◆ Written problem ◆
Identify each line holding the string "high" and copy it.

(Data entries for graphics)

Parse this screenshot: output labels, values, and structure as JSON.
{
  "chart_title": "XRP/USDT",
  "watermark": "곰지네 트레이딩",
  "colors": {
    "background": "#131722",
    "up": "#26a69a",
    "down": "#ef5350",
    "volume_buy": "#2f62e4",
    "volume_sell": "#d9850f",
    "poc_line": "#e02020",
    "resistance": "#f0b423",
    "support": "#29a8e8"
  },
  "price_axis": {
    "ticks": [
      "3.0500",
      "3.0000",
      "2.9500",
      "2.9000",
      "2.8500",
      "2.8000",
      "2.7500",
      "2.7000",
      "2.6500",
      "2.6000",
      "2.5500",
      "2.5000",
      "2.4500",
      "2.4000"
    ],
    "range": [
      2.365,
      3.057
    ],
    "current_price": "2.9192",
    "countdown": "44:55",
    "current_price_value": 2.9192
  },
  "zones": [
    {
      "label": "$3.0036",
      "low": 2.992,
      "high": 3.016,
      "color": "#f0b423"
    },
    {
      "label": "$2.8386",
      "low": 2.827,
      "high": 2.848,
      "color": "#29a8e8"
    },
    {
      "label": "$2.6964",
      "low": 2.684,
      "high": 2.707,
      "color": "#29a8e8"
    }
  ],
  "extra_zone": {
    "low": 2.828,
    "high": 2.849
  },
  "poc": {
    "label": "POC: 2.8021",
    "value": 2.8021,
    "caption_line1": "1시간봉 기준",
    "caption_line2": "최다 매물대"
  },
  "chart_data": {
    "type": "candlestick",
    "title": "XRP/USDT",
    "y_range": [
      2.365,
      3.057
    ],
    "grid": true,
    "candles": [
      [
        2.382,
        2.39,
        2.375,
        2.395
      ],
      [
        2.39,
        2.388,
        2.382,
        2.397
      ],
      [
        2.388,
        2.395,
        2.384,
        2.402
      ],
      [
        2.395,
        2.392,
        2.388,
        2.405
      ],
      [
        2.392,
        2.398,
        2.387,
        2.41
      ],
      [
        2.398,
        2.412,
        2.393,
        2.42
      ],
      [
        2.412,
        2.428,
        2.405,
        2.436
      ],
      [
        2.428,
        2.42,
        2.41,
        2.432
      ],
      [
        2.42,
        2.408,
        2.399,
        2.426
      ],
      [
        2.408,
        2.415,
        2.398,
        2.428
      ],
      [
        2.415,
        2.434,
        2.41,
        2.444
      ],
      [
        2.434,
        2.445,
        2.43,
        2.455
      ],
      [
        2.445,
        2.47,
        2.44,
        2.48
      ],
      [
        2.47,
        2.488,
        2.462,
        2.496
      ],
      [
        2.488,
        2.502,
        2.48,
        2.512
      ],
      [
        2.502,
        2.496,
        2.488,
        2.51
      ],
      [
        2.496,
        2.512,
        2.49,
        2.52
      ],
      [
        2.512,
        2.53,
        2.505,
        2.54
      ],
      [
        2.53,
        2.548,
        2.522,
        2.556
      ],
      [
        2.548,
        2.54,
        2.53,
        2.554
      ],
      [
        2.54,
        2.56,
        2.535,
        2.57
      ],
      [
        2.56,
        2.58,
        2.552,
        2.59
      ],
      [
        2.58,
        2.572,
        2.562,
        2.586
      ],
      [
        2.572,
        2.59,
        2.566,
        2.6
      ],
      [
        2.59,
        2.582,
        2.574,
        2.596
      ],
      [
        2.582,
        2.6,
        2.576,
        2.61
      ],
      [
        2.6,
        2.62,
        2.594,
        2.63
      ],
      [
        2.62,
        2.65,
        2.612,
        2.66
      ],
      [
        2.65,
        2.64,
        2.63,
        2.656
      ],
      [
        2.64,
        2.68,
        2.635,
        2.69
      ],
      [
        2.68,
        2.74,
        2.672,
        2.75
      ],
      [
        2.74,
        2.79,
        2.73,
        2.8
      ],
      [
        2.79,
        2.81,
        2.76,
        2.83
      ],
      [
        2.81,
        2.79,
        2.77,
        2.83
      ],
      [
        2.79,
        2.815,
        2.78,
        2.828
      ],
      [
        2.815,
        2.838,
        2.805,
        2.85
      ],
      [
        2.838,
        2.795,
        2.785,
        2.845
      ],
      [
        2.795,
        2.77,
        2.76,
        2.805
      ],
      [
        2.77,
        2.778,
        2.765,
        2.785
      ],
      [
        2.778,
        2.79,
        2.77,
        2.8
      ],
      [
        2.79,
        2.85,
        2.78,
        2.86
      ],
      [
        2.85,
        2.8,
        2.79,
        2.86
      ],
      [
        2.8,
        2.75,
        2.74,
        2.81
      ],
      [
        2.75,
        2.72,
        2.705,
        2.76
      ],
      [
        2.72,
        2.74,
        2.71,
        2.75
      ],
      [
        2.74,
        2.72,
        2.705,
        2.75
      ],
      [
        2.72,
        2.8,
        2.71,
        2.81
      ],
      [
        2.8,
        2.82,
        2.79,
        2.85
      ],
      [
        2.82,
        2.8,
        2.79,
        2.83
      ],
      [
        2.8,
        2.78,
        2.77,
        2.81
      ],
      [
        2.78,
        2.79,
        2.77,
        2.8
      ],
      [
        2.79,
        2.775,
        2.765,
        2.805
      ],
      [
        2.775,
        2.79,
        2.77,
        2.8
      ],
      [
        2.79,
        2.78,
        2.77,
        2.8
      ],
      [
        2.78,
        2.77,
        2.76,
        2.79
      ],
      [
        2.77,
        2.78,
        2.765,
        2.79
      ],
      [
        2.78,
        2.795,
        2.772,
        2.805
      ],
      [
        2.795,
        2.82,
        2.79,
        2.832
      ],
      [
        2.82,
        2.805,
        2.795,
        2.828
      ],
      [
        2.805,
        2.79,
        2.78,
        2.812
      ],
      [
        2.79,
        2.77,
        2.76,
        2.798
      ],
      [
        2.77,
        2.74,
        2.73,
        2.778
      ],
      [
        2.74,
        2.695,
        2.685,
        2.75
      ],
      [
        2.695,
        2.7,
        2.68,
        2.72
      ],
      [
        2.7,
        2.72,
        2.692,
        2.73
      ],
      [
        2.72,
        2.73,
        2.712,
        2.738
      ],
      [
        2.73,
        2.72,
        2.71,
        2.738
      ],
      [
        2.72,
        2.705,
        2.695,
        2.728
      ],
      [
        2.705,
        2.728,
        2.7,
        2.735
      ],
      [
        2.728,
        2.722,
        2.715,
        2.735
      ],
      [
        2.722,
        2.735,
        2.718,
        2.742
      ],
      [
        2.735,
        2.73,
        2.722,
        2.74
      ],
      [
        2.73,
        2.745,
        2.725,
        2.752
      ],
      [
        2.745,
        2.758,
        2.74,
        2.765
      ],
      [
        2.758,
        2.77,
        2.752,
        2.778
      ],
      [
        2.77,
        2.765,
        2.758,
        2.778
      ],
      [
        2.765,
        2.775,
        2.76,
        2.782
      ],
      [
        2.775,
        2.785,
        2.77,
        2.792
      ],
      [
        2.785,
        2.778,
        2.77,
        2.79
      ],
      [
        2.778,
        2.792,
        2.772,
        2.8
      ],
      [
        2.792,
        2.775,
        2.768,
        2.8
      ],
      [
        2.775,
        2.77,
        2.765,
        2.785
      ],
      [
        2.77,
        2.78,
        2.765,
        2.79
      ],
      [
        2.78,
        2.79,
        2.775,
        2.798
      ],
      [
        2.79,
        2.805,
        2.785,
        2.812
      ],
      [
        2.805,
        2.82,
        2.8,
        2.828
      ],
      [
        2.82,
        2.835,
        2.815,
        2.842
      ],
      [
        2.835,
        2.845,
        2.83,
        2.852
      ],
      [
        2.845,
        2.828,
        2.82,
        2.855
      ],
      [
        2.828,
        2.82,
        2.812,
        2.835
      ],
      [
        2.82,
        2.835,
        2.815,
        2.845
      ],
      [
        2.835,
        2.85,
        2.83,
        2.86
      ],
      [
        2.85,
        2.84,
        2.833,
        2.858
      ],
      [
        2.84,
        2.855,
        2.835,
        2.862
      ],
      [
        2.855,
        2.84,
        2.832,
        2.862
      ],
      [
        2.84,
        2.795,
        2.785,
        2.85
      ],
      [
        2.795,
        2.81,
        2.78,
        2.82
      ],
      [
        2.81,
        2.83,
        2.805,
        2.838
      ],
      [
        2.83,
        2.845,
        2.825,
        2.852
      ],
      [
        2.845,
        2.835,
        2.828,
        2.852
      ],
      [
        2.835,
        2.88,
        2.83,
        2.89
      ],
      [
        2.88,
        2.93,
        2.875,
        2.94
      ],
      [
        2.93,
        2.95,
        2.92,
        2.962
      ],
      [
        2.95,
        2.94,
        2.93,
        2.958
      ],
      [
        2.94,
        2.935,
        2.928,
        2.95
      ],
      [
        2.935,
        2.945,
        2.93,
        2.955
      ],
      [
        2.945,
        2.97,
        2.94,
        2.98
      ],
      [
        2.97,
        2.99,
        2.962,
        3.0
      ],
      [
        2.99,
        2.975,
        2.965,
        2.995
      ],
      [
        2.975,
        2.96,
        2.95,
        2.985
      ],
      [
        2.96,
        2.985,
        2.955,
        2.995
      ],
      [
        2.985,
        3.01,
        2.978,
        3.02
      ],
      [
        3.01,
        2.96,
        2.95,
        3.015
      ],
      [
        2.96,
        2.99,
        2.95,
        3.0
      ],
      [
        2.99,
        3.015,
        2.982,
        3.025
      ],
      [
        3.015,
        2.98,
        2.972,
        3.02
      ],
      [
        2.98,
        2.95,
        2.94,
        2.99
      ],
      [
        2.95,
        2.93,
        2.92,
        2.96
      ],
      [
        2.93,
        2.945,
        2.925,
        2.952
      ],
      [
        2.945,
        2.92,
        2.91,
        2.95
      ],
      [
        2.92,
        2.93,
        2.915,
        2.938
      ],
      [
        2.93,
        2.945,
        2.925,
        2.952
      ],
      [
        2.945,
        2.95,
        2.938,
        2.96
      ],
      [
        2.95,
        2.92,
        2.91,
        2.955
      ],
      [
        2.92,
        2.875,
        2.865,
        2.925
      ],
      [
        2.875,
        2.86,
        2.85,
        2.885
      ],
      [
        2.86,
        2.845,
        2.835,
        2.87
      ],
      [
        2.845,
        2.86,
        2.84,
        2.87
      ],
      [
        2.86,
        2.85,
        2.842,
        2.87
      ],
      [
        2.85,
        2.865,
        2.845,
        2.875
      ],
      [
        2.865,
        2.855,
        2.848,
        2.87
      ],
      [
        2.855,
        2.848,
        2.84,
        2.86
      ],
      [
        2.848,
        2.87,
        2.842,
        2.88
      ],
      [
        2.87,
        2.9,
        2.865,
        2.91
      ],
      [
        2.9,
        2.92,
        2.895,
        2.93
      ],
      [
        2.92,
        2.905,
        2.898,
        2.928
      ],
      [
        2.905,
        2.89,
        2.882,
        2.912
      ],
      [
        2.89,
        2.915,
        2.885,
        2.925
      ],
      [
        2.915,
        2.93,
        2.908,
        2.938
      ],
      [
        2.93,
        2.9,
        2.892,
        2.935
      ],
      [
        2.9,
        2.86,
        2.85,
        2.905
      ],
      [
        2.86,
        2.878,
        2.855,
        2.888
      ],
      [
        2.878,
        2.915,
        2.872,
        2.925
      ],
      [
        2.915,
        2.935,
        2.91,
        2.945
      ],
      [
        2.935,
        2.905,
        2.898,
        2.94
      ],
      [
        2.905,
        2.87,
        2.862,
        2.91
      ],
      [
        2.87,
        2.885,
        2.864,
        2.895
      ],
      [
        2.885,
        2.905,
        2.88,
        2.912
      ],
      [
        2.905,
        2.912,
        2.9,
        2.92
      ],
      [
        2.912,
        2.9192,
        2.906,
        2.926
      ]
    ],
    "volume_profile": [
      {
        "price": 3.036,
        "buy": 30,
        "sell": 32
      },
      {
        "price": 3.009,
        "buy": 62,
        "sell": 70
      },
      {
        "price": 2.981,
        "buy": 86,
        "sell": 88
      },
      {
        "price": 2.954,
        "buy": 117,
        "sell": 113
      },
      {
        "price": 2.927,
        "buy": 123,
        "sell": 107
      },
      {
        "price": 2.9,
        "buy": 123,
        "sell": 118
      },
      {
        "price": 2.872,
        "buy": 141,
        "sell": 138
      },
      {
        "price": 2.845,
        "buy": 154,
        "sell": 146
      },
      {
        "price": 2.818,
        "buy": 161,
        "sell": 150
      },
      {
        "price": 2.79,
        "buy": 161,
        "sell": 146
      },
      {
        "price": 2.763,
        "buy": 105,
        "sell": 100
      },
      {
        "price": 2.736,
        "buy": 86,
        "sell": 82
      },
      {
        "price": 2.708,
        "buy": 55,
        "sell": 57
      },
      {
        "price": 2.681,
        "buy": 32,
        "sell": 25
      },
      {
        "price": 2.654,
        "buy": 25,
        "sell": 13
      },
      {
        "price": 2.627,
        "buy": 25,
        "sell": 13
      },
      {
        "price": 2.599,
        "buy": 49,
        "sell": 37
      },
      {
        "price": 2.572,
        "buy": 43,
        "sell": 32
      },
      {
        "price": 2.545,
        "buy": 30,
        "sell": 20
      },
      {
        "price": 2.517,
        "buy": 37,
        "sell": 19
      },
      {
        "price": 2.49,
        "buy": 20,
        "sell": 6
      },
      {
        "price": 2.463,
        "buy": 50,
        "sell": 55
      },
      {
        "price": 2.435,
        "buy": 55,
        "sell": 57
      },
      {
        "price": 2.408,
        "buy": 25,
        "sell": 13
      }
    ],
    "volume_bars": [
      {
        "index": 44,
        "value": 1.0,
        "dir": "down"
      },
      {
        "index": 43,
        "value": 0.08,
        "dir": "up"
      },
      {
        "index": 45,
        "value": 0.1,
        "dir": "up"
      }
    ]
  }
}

◆ Solution ◆
      "high": 3.016,
      "high": 2.848,
      "high": 2.707,
    "high": 2.849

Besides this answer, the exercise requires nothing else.